Task brief:
Check each line of the listing below for the string "evaluation", and give only how many lines hold it.

Record excerpts:

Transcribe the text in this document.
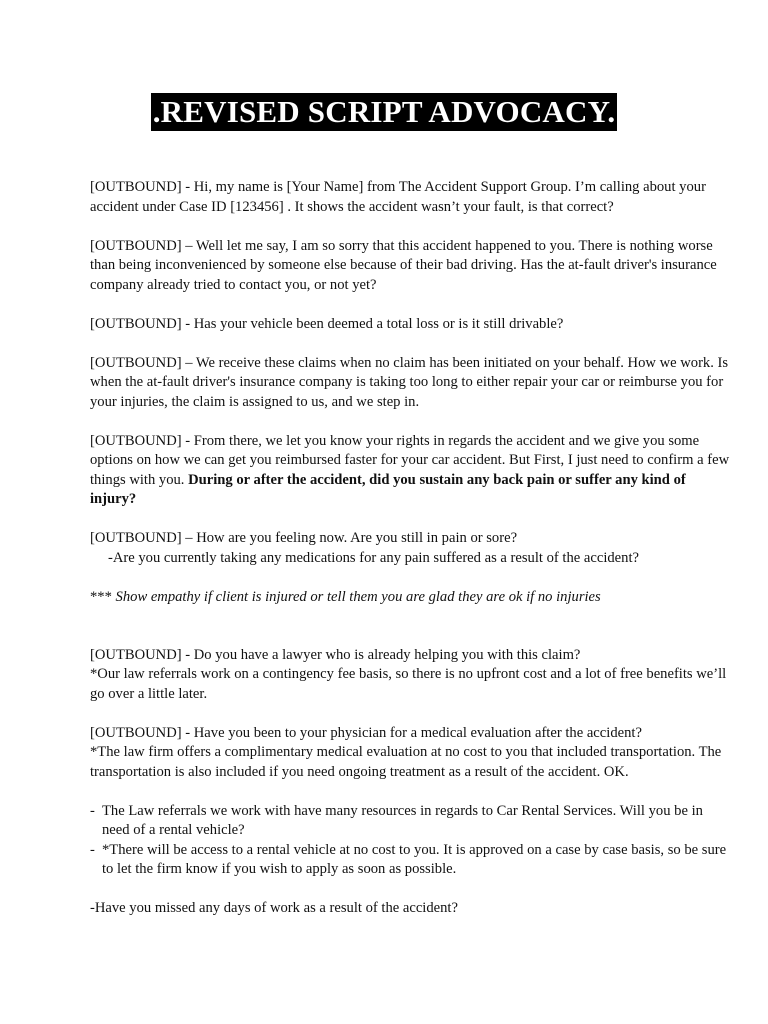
.REVISED SCRIPT ADVOCACY.

[OUTBOUND] - Hi, my name is [Your Name] from The Accident Support Group. I’m calling about your accident under Case ID [123456] . It shows the accident wasn’t your fault, is that correct?

[OUTBOUND] – Well let me say, I am so sorry that this accident happened to you. There is nothing worse than being inconvenienced by someone else because of their bad driving. Has the at-fault driver's insurance company already tried to contact you, or not yet?

[OUTBOUND] - Has your vehicle been deemed a total loss or is it still drivable?

[OUTBOUND] – We receive these claims when no claim has been initiated on your behalf. How we work. Is when the at-fault driver's insurance company is taking too long to either repair your car or reimburse you for your injuries, the claim is assigned to us, and we step in.

[OUTBOUND] - From there, we let you know your rights in regards the accident and we give you some options on how we can get you reimbursed faster for your car accident. But First, I just need to confirm a few things with you. During or after the accident, did you sustain any back pain or suffer any kind of injury?

[OUTBOUND] – How are you feeling now. Are you still in pain or sore?
-Are you currently taking any medications for any pain suffered as a result of the accident?

*** Show empathy if client is injured or tell them you are glad they are ok if no injuries

[OUTBOUND] - Do you have a lawyer who is already helping you with this claim?
*Our law referrals work on a contingency fee basis, so there is no upfront cost and a lot of free benefits we’ll go over a little later.

[OUTBOUND] - Have you been to your physician for a medical evaluation after the accident?
*The law firm offers a complimentary medical evaluation at no cost to you that included transportation. The transportation is also included if you need ongoing treatment as a result of the accident. OK.

- The Law referrals we work with have many resources in regards to Car Rental Services. Will you be in need of a rental vehicle?
- *There will be access to a rental vehicle at no cost to you. It is approved on a case by case basis, so be sure to let the firm know if you wish to apply as soon as possible.

-Have you missed any days of work as a result of the accident?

Right answer:
2